→ **What the exercise asks**
Locate all lines in the data below that hold "Framework" and show them.

Collected data entries:
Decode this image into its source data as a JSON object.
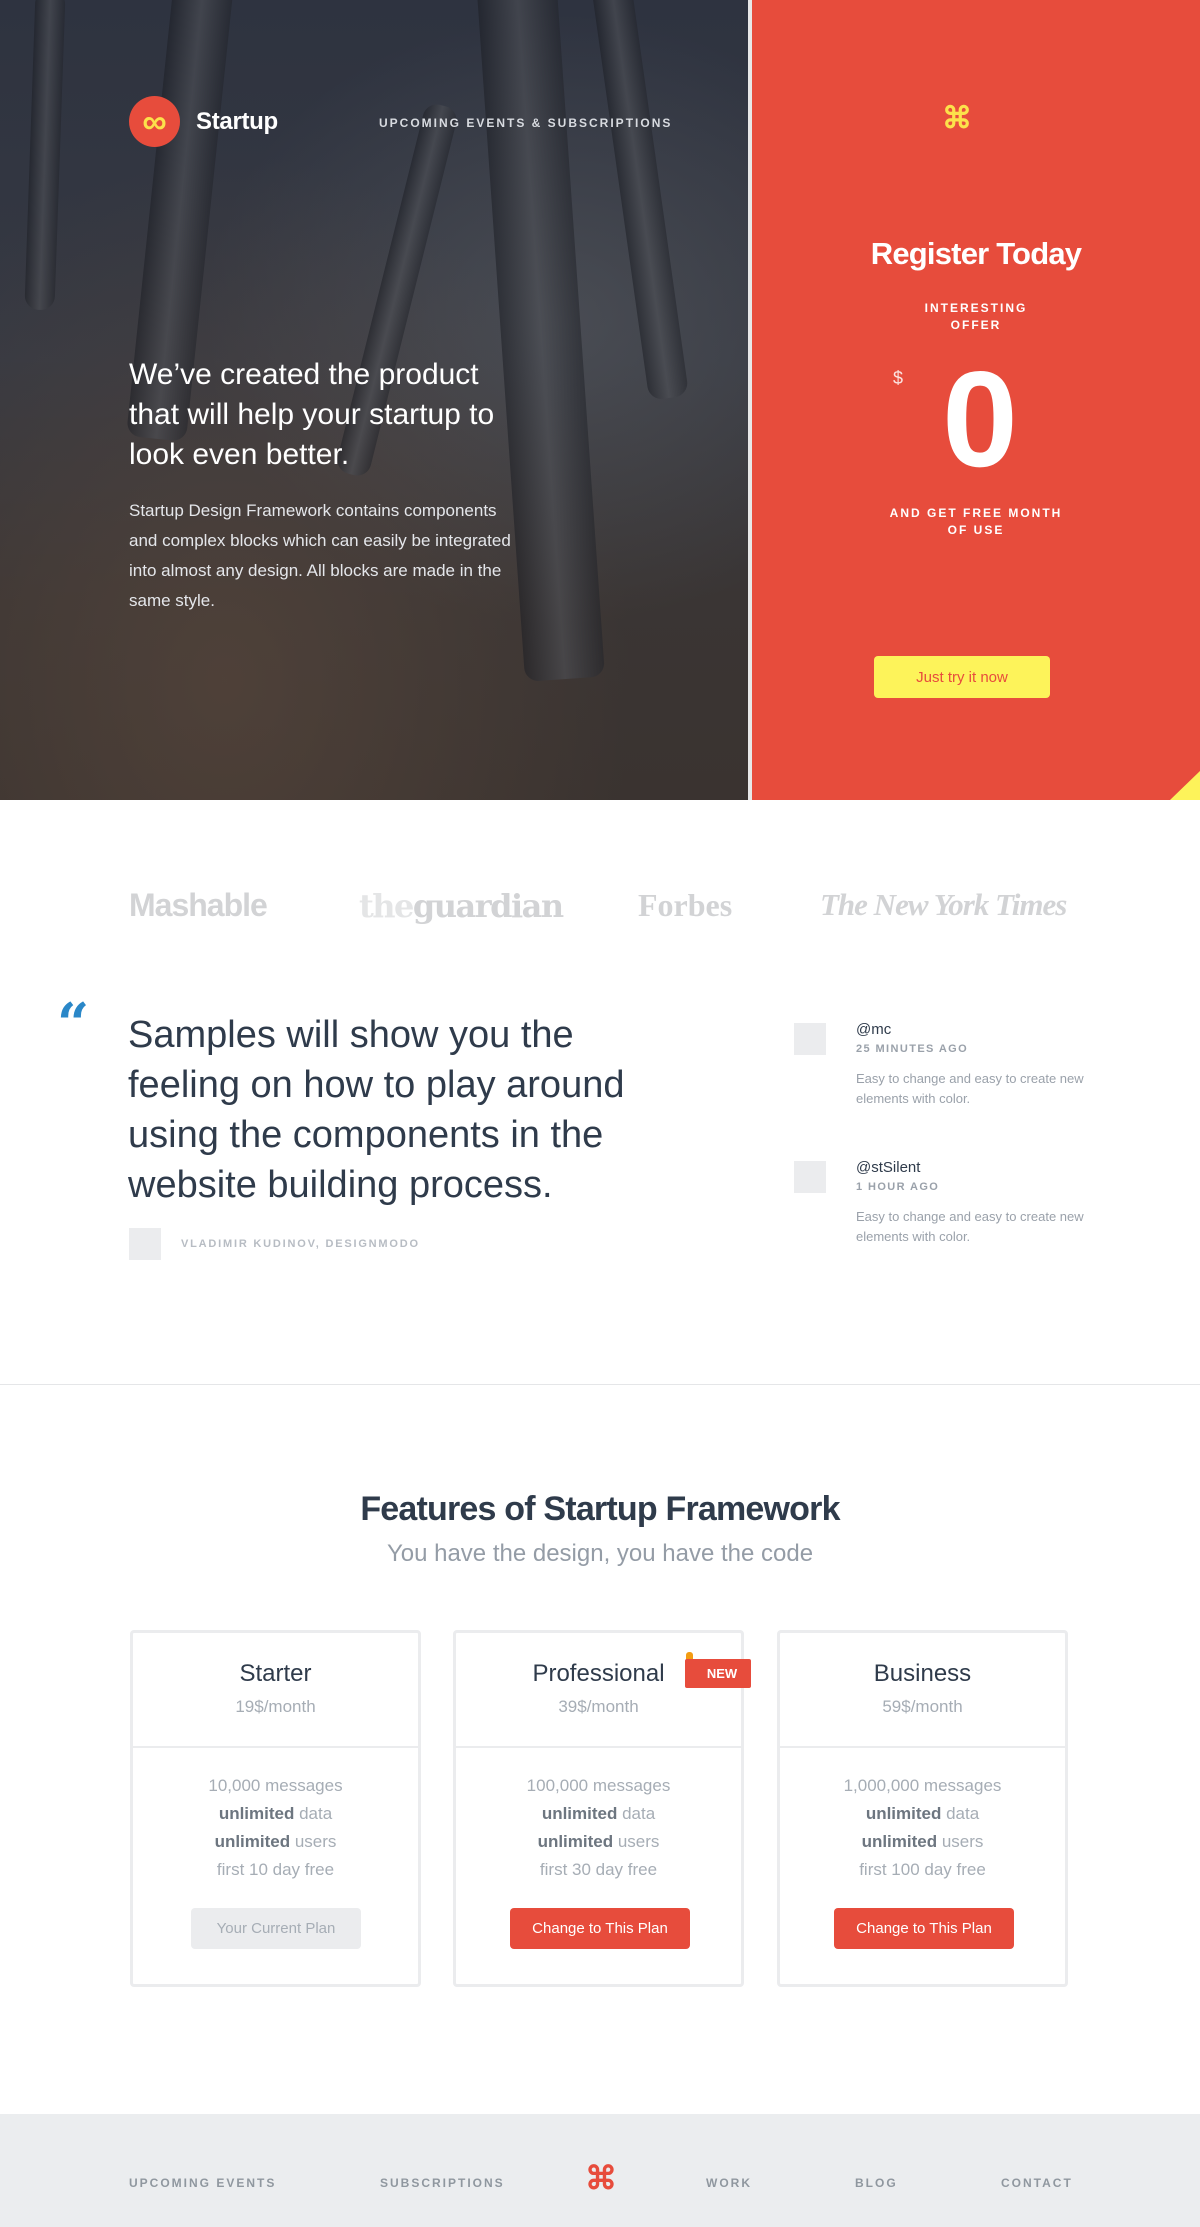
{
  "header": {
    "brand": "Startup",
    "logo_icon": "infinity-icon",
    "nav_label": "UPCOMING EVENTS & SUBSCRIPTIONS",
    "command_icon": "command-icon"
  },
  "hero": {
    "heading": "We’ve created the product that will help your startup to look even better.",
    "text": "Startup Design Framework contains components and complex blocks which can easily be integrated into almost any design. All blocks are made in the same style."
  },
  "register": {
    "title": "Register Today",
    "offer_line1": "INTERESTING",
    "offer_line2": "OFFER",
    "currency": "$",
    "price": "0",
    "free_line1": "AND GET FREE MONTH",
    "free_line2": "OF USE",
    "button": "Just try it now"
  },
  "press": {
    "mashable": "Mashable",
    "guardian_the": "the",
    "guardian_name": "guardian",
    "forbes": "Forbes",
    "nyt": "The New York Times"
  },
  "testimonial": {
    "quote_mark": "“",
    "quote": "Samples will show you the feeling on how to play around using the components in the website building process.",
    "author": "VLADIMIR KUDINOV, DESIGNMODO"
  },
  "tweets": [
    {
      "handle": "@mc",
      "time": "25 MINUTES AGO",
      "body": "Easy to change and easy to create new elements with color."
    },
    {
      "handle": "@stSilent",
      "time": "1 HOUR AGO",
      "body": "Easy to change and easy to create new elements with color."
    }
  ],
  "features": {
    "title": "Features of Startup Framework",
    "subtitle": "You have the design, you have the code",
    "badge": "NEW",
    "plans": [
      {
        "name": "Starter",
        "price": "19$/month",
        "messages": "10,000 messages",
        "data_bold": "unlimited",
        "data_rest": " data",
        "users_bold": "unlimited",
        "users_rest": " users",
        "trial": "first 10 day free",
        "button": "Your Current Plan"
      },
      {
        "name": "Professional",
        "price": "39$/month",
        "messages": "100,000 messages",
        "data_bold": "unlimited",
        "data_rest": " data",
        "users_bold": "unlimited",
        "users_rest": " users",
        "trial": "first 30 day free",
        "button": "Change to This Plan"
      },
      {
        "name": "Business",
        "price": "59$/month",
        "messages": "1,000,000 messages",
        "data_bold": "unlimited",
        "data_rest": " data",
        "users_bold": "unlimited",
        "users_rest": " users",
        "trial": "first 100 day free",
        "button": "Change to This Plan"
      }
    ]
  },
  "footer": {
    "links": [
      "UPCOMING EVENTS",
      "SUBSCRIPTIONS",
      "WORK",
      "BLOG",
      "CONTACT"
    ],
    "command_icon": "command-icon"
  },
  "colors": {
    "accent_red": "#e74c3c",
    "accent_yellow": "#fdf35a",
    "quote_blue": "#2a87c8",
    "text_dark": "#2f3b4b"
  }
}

→ **Response to the exercise**
    "text": "Startup Design Framework contains components and complex blocks which can easily be integrated into almost any design. All blocks are made in the same style."
    "title": "Features of Startup Framework",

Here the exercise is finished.